> _ITEMS_

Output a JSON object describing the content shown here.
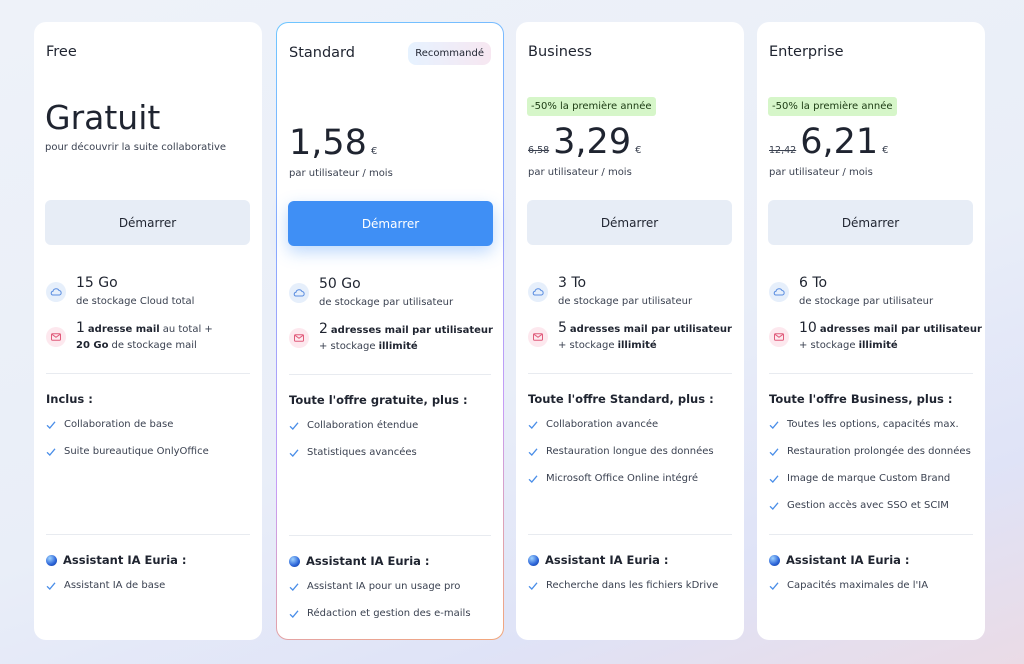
{
  "plans": [
    {
      "name": "Free",
      "price": "Gratuit",
      "price_note": "pour découvrir la suite collaborative",
      "button": "Démarrer",
      "storage": {
        "amount": "15 Go",
        "text": "de stockage Cloud total"
      },
      "mail": [
        [
          {
            "text": "1",
            "style": "count"
          },
          {
            "text": "adresse mail",
            "style": "bold"
          },
          {
            "text": "au total +",
            "style": "normal"
          }
        ],
        [
          {
            "text": "20 Go",
            "style": "bold"
          },
          {
            "text": "de stockage mail",
            "style": "normal"
          }
        ]
      ],
      "features_title": "Inclus :",
      "features": [
        "Collaboration de base",
        "Suite bureautique OnlyOffice"
      ],
      "ai_title": "Assistant IA Euria :",
      "ai_features": [
        "Assistant IA de base"
      ]
    },
    {
      "name": "Standard",
      "badge": "Recommandé",
      "highlighted": true,
      "price": "1,58",
      "currency": "€",
      "price_note": "par utilisateur / mois",
      "button": "Démarrer",
      "storage": {
        "amount": "50 Go",
        "text": "de stockage par utilisateur"
      },
      "mail": [
        [
          {
            "text": "2",
            "style": "count"
          },
          {
            "text": "adresses mail par utilisateur",
            "style": "bold"
          }
        ],
        [
          {
            "text": "+ stockage",
            "style": "normal"
          },
          {
            "text": "illimité",
            "style": "bold"
          }
        ]
      ],
      "features_title": "Toute l'offre gratuite, plus :",
      "features": [
        "Collaboration étendue",
        "Statistiques avancées"
      ],
      "ai_title": "Assistant IA Euria :",
      "ai_features": [
        "Assistant IA pour un usage pro",
        "Rédaction et gestion des e-mails"
      ]
    },
    {
      "name": "Business",
      "promo": "-50% la première année",
      "old_price": "6,58",
      "price": "3,29",
      "currency": "€",
      "price_note": "par utilisateur / mois",
      "button": "Démarrer",
      "storage": {
        "amount": "3 To",
        "text": "de stockage par utilisateur"
      },
      "mail": [
        [
          {
            "text": "5",
            "style": "count"
          },
          {
            "text": "adresses mail par utilisateur",
            "style": "bold"
          }
        ],
        [
          {
            "text": "+ stockage",
            "style": "normal"
          },
          {
            "text": "illimité",
            "style": "bold"
          }
        ]
      ],
      "features_title": "Toute l'offre Standard, plus :",
      "features": [
        "Collaboration avancée",
        "Restauration longue des données",
        "Microsoft Office Online intégré"
      ],
      "ai_title": "Assistant IA Euria :",
      "ai_features": [
        "Recherche dans les fichiers kDrive"
      ]
    },
    {
      "name": "Enterprise",
      "promo": "-50% la première année",
      "old_price": "12,42",
      "price": "6,21",
      "currency": "€",
      "price_note": "par utilisateur / mois",
      "button": "Démarrer",
      "storage": {
        "amount": "6 To",
        "text": "de stockage par utilisateur"
      },
      "mail": [
        [
          {
            "text": "10",
            "style": "count"
          },
          {
            "text": "adresses mail par utilisateur",
            "style": "bold"
          }
        ],
        [
          {
            "text": "+ stockage",
            "style": "normal"
          },
          {
            "text": "illimité",
            "style": "bold"
          }
        ]
      ],
      "features_title": "Toute l'offre Business, plus :",
      "features": [
        "Toutes les options, capacités max.",
        "Restauration prolongée des données",
        "Image de marque Custom Brand",
        "Gestion accès avec SSO et SCIM"
      ],
      "ai_title": "Assistant IA Euria :",
      "ai_features": [
        "Capacités maximales de l'IA"
      ]
    }
  ]
}
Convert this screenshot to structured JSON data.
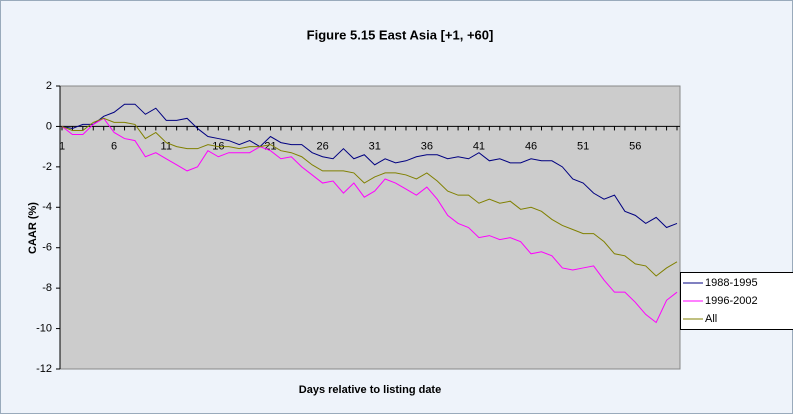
{
  "chart_data": {
    "type": "line",
    "title": "Figure 5.15 East Asia [+1, +60]",
    "x_label": "Days relative to listing date",
    "y_label": "CAAR (%)",
    "categories": [
      "1",
      null,
      null,
      null,
      null,
      "6",
      null,
      null,
      null,
      null,
      "11",
      null,
      null,
      null,
      null,
      "16",
      null,
      null,
      null,
      null,
      "21",
      null,
      null,
      null,
      null,
      "26",
      null,
      null,
      null,
      null,
      "31",
      null,
      null,
      null,
      null,
      "36",
      null,
      null,
      null,
      null,
      "41",
      null,
      null,
      null,
      null,
      "46",
      null,
      null,
      null,
      null,
      "51",
      null,
      null,
      null,
      null,
      "56",
      null,
      null,
      null,
      null
    ],
    "series": [
      {
        "name": "1988-1995",
        "color": "#000080",
        "values": [
          0,
          -0.1,
          0.1,
          0.1,
          0.5,
          0.7,
          1.1,
          1.1,
          0.6,
          0.9,
          0.3,
          0.3,
          0.4,
          -0.1,
          -0.5,
          -0.6,
          -0.7,
          -0.9,
          -0.7,
          -1.0,
          -0.5,
          -0.8,
          -0.9,
          -0.9,
          -1.3,
          -1.5,
          -1.6,
          -1.1,
          -1.6,
          -1.4,
          -1.9,
          -1.6,
          -1.8,
          -1.7,
          -1.5,
          -1.4,
          -1.4,
          -1.6,
          -1.5,
          -1.6,
          -1.3,
          -1.7,
          -1.6,
          -1.8,
          -1.8,
          -1.6,
          -1.7,
          -1.7,
          -2.0,
          -2.6,
          -2.8,
          -3.3,
          -3.6,
          -3.4,
          -4.2,
          -4.4,
          -4.8,
          -4.5,
          -5.0,
          -4.8
        ]
      },
      {
        "name": "1996-2002",
        "color": "#ff00ff",
        "values": [
          0,
          -0.4,
          -0.4,
          0.1,
          0.4,
          -0.3,
          -0.6,
          -0.7,
          -1.5,
          -1.3,
          -1.6,
          -1.9,
          -2.2,
          -2.0,
          -1.2,
          -1.5,
          -1.3,
          -1.3,
          -1.3,
          -1.0,
          -1.2,
          -1.6,
          -1.5,
          -2.0,
          -2.4,
          -2.8,
          -2.7,
          -3.3,
          -2.8,
          -3.5,
          -3.2,
          -2.6,
          -2.8,
          -3.1,
          -3.4,
          -3.0,
          -3.6,
          -4.4,
          -4.8,
          -5.0,
          -5.5,
          -5.4,
          -5.6,
          -5.5,
          -5.7,
          -6.3,
          -6.2,
          -6.4,
          -7.0,
          -7.1,
          -7.0,
          -6.9,
          -7.6,
          -8.2,
          -8.2,
          -8.7,
          -9.3,
          -9.7,
          -8.6,
          -8.2
        ]
      },
      {
        "name": "All",
        "color": "#808000",
        "values": [
          0,
          -0.2,
          -0.2,
          0.2,
          0.4,
          0.2,
          0.2,
          0.1,
          -0.6,
          -0.3,
          -0.8,
          -1.0,
          -1.1,
          -1.1,
          -0.9,
          -1.0,
          -1.0,
          -1.1,
          -1.0,
          -1.0,
          -0.9,
          -1.2,
          -1.3,
          -1.5,
          -1.9,
          -2.2,
          -2.2,
          -2.2,
          -2.3,
          -2.8,
          -2.5,
          -2.3,
          -2.3,
          -2.4,
          -2.6,
          -2.3,
          -2.7,
          -3.2,
          -3.4,
          -3.4,
          -3.8,
          -3.6,
          -3.8,
          -3.7,
          -4.1,
          -4.0,
          -4.2,
          -4.6,
          -4.9,
          -5.1,
          -5.3,
          -5.3,
          -5.7,
          -6.3,
          -6.4,
          -6.8,
          -6.9,
          -7.4,
          -7.0,
          -6.7
        ]
      }
    ],
    "ylim": [
      -12,
      2
    ],
    "yticks": [
      -12,
      -10,
      -8,
      -6,
      -4,
      -2,
      0,
      2
    ],
    "grid": false,
    "legend": "right"
  }
}
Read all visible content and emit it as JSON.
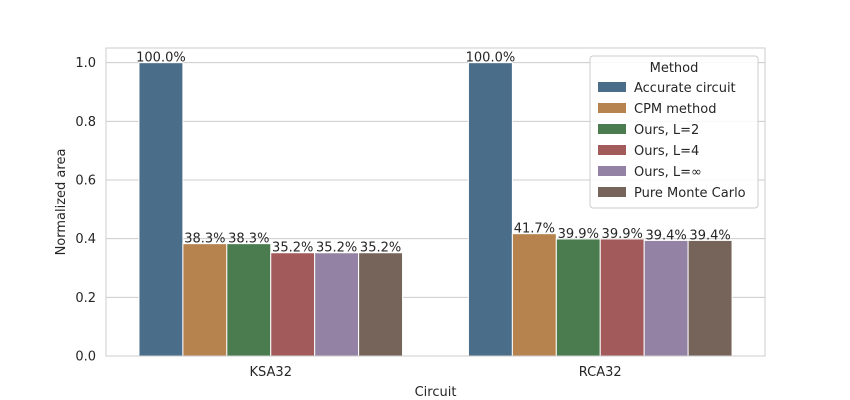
{
  "chart_data": {
    "type": "bar",
    "xlabel": "Circuit",
    "ylabel": "Normalized area",
    "categories": [
      "KSA32",
      "RCA32"
    ],
    "ylim": [
      0,
      1.05
    ],
    "yticks": [
      0.0,
      0.2,
      0.4,
      0.6,
      0.8,
      1.0
    ],
    "ytick_labels": [
      "0.0",
      "0.2",
      "0.4",
      "0.6",
      "0.8",
      "1.0"
    ],
    "grid": true,
    "legend": {
      "title": "Method",
      "placement": "top-right"
    },
    "series": [
      {
        "name": "Accurate circuit",
        "color": "#4a6e8a",
        "values": [
          1.0,
          1.0
        ],
        "labels": [
          "100.0%",
          "100.0%"
        ]
      },
      {
        "name": "CPM method",
        "color": "#b6834f",
        "values": [
          0.383,
          0.417
        ],
        "labels": [
          "38.3%",
          "41.7%"
        ]
      },
      {
        "name": "Ours, L=2",
        "color": "#4a7c4f",
        "values": [
          0.383,
          0.399
        ],
        "labels": [
          "38.3%",
          "39.9%"
        ]
      },
      {
        "name": "Ours, L=4",
        "color": "#a35a5a",
        "values": [
          0.352,
          0.399
        ],
        "labels": [
          "35.2%",
          "39.9%"
        ]
      },
      {
        "name": "Ours, L=∞",
        "color": "#9382a3",
        "values": [
          0.352,
          0.394
        ],
        "labels": [
          "35.2%",
          "39.4%"
        ]
      },
      {
        "name": "Pure Monte Carlo",
        "color": "#76635a",
        "values": [
          0.352,
          0.394
        ],
        "labels": [
          "35.2%",
          "39.4%"
        ]
      }
    ]
  }
}
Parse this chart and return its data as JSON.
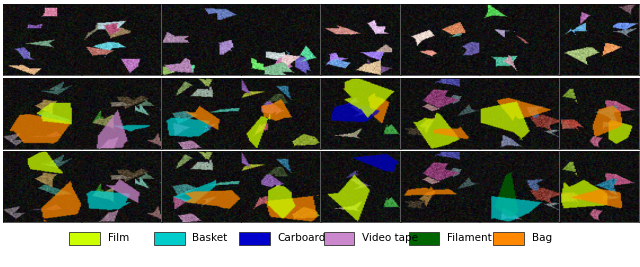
{
  "legend_items": [
    {
      "label": "Film",
      "color": "#ccff00"
    },
    {
      "label": "Basket",
      "color": "#00cccc"
    },
    {
      "label": "Carboard",
      "color": "#0000cc"
    },
    {
      "label": "Video tape",
      "color": "#cc88cc"
    },
    {
      "label": "Filament",
      "color": "#006600"
    },
    {
      "label": "Bag",
      "color": "#ff8800"
    }
  ],
  "n_rows": 3,
  "n_cols": 8,
  "legend_fontsize": 7.5
}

> _EXERCISE AIM_
Say how many lines of the data include the string "Collaboration". Nothing other than the number should be given.

> _FULL SOLUTION_
3